____ MATERIAL TO PROCESS

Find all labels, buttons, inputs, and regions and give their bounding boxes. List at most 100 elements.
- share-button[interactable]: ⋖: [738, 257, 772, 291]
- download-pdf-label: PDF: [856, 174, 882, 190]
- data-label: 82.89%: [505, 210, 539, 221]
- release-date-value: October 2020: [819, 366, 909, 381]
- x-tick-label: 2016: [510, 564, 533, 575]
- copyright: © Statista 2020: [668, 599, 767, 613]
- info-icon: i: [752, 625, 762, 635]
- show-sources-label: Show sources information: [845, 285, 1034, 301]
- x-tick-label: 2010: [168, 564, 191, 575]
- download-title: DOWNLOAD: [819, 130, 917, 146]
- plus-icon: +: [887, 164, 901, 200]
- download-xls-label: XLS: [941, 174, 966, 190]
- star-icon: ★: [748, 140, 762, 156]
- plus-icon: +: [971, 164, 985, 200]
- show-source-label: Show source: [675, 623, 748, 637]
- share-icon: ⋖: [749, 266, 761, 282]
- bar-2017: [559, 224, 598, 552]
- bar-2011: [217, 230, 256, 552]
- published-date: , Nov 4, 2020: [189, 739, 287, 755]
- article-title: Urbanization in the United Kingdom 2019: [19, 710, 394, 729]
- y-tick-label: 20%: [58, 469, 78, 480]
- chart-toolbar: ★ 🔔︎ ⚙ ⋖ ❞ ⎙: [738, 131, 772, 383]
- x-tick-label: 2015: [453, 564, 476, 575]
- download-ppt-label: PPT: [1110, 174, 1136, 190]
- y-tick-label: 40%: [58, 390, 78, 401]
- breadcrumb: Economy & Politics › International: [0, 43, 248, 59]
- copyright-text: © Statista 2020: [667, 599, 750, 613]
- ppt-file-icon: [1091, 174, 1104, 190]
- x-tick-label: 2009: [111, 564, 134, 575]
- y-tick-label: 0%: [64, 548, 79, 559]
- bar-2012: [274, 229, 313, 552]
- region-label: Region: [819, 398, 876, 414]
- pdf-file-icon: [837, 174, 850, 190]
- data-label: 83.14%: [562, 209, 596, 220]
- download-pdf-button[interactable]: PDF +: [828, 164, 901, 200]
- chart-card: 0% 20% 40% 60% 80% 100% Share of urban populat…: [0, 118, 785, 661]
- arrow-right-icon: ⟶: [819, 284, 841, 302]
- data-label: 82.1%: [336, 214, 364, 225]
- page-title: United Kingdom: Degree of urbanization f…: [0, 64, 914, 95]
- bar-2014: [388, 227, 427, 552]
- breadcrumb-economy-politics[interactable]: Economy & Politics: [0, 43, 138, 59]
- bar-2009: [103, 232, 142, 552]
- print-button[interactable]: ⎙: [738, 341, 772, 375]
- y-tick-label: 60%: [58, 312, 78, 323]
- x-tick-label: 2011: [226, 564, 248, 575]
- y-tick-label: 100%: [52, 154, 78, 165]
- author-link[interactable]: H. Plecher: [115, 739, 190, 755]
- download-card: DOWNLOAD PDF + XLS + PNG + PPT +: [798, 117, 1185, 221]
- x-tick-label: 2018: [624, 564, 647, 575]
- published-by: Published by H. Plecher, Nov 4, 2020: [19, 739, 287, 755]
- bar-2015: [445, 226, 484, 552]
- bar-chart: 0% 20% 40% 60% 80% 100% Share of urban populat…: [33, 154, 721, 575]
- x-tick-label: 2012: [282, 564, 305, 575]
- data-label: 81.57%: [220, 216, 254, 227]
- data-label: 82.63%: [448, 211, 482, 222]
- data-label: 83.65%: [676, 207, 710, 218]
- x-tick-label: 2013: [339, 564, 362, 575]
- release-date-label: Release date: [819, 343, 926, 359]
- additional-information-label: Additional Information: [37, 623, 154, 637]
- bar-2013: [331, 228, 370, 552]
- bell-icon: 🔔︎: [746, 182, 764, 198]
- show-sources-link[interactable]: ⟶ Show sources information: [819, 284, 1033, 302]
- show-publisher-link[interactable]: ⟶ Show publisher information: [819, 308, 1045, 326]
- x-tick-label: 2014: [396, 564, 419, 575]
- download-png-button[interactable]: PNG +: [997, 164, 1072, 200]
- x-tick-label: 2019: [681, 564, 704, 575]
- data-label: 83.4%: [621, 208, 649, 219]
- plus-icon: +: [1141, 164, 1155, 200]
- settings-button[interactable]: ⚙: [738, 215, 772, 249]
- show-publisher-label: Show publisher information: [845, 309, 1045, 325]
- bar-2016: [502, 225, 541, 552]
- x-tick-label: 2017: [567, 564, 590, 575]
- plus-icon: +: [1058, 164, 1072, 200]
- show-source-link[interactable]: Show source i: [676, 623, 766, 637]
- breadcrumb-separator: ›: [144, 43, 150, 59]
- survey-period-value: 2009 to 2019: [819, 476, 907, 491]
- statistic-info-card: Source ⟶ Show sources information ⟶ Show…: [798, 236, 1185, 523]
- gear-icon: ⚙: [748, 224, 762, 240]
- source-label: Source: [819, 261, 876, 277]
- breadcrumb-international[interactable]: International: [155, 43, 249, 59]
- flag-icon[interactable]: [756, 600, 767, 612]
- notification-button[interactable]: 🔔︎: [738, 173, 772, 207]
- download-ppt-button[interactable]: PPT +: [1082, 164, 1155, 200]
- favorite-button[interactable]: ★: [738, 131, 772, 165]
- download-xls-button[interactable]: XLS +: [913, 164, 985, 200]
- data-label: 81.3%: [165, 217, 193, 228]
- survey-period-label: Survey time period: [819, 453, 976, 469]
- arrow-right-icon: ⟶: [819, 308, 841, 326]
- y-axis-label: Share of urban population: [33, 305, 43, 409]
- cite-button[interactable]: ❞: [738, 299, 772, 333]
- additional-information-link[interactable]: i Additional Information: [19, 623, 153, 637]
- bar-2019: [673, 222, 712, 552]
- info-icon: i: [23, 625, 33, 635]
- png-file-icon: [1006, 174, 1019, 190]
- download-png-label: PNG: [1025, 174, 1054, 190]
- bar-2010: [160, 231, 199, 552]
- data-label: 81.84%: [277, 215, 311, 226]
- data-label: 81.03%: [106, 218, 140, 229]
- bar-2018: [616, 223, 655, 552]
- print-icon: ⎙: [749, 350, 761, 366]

________

▸ WHAT THE EXERCISE ASKS
Rewrite the listing from its first line through the line holding "- published-date: , Nov", inclusive, changing "x-tick-label" to "x-axis-tick-label" and keeping every other character as it is.

▸ EXERCISE RESULT
Find all labels, buttons, inputs, and regions and give their bounding boxes. List at most 100 elements.
- share-button[interactable]: ⋖: [738, 257, 772, 291]
- download-pdf-label: PDF: [856, 174, 882, 190]
- data-label: 82.89%: [505, 210, 539, 221]
- release-date-value: October 2020: [819, 366, 909, 381]
- x-axis-tick-label: 2016: [510, 564, 533, 575]
- copyright: © Statista 2020: [668, 599, 767, 613]
- info-icon: i: [752, 625, 762, 635]
- show-sources-label: Show sources information: [845, 285, 1034, 301]
- x-axis-tick-label: 2010: [168, 564, 191, 575]
- download-title: DOWNLOAD: [819, 130, 917, 146]
- plus-icon: +: [887, 164, 901, 200]
- download-xls-label: XLS: [941, 174, 966, 190]
- star-icon: ★: [748, 140, 762, 156]
- plus-icon: +: [971, 164, 985, 200]
- show-source-label: Show source: [675, 623, 748, 637]
- share-icon: ⋖: [749, 266, 761, 282]
- bar-2017: [559, 224, 598, 552]
- bar-2011: [217, 230, 256, 552]
- published-date: , Nov 4, 2020: [189, 739, 287, 755]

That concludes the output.